▶ Task objective
Go through the records and give each one again exactly.

▶ Data in this exercise
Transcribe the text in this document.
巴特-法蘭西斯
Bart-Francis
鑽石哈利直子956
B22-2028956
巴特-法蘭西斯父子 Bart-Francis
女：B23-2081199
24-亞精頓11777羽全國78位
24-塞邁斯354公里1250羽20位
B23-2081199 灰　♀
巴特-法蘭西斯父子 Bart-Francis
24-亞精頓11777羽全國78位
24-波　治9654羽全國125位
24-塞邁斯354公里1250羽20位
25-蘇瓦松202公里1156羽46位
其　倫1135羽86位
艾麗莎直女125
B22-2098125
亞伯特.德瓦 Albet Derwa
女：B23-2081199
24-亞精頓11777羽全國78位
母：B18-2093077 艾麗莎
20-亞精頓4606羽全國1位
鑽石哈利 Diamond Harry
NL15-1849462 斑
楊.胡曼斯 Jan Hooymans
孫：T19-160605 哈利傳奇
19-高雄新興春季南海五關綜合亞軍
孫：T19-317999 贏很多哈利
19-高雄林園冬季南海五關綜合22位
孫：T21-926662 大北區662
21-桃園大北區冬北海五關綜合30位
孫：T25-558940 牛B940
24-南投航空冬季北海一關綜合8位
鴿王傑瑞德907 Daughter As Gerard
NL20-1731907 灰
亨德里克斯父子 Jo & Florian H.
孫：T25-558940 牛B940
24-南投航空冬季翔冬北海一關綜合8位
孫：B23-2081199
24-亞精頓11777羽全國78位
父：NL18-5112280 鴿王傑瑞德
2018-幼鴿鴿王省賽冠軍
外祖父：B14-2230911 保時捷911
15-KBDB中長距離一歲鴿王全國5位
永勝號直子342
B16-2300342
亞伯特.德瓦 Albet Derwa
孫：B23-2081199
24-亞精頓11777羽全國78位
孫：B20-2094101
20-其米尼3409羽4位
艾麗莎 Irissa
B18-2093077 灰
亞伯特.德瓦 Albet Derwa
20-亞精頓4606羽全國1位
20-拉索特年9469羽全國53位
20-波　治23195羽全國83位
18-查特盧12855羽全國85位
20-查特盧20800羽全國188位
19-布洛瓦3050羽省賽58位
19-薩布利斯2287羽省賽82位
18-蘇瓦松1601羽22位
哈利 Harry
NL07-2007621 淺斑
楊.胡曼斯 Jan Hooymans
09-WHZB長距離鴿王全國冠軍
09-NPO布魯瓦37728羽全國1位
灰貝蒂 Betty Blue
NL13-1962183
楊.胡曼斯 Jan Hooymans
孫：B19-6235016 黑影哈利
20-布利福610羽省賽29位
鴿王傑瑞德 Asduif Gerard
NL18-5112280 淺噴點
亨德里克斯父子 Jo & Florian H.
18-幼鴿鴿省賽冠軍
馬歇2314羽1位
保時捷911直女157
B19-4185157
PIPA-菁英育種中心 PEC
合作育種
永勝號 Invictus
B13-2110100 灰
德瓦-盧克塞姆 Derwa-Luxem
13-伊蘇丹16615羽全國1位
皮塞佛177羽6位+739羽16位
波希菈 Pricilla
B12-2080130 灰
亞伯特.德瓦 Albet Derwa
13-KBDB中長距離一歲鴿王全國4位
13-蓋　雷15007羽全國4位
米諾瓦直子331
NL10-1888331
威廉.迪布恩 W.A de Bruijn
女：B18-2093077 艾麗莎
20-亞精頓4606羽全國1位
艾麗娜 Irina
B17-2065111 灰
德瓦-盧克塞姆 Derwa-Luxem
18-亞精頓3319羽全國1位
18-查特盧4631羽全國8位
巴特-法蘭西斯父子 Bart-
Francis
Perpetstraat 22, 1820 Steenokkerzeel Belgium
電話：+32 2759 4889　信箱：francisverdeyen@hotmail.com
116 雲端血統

▶ Answer
Transcribe the text in this document.
巴特-法蘭西斯
Bart-Francis
鑽石哈利直子956
B22-2028956
巴特-法蘭西斯父子 Bart-Francis
女：B23-2081199
24-亞精頓11777羽全國78位
24-塞邁斯354公里1250羽20位
B23-2081199 灰　♀
巴特-法蘭西斯父子 Bart-Francis
24-亞精頓11777羽全國78位
24-波　治9654羽全國125位
24-塞邁斯354公里1250羽20位
25-蘇瓦松202公里1156羽46位
其　倫1135羽86位
艾麗莎直女125
B22-2098125
亞伯特.德瓦 Albet Derwa
女：B23-2081199
24-亞精頓11777羽全國78位
母：B18-2093077 艾麗莎
20-亞精頓4606羽全國1位
鑽石哈利 Diamond Harry
NL15-1849462 斑
楊.胡曼斯 Jan Hooymans
孫：T19-160605 哈利傳奇
19-高雄新興春季南海五關綜合亞軍
孫：T19-317999 贏很多哈利
19-高雄林園冬季南海五關綜合22位
孫：T21-926662 大北區662
21-桃園大北區冬北海五關綜合30位
孫：T25-558940 牛B940
24-南投航空冬季北海一關綜合8位
鴿王傑瑞德907 Daughter As Gerard
NL20-1731907 灰
亨德里克斯父子 Jo & Florian H.
孫：T25-558940 牛B940
24-南投航空冬季翔冬北海一關綜合8位
孫：B23-2081199
24-亞精頓11777羽全國78位
父：NL18-5112280 鴿王傑瑞德
2018-幼鴿鴿王省賽冠軍
外祖父：B14-2230911 保時捷911
15-KBDB中長距離一歲鴿王全國5位
永勝號直子342
B16-2300342
亞伯特.德瓦 Albet Derwa
孫：B23-2081199
24-亞精頓11777羽全國78位
孫：B20-2094101
20-其米尼3409羽4位
艾麗莎 Irissa
B18-2093077 灰
亞伯特.德瓦 Albet Derwa
20-亞精頓4606羽全國1位
20-拉索特年9469羽全國53位
20-波　治23195羽全國83位
18-查特盧12855羽全國85位
20-查特盧20800羽全國188位
19-布洛瓦3050羽省賽58位
19-薩布利斯2287羽省賽82位
18-蘇瓦松1601羽22位
哈利 Harry
NL07-2007621 淺斑
楊.胡曼斯 Jan Hooymans
09-WHZB長距離鴿王全國冠軍
09-NPO布魯瓦37728羽全國1位
灰貝蒂 Betty Blue
NL13-1962183
楊.胡曼斯 Jan Hooymans
孫：B19-6235016 黑影哈利
20-布利福610羽省賽29位
鴿王傑瑞德 Asduif Gerard
NL18-5112280 淺噴點
亨德里克斯父子 Jo & Florian H.
18-幼鴿鴿省賽冠軍
馬歇2314羽1位
保時捷911直女157
B19-4185157
PIPA-菁英育種中心 PEC
合作育種
永勝號 Invictus
B13-2110100 灰
德瓦-盧克塞姆 Derwa-Luxem
13-伊蘇丹16615羽全國1位
皮塞佛177羽6位+739羽16位
波希菈 Pricilla
B12-2080130 灰
亞伯特.德瓦 Albet Derwa
13-KBDB中長距離一歲鴿王全國4位
13-蓋　雷15007羽全國4位
米諾瓦直子331
NL10-1888331
威廉.迪布恩 W.A de Bruijn
女：B18-2093077 艾麗莎
20-亞精頓4606羽全國1位
艾麗娜 Irina
B17-2065111 灰
德瓦-盧克塞姆 Derwa-Luxem
18-亞精頓3319羽全國1位
18-查特盧4631羽全國8位
巴特-法蘭西斯父子 Bart-
Francis
Perpetstraat 22, 1820 Steenokkerzeel Belgium
電話：+32 2759 4889　信箱：francisverdeyen@hotmail.com
116 雲端血統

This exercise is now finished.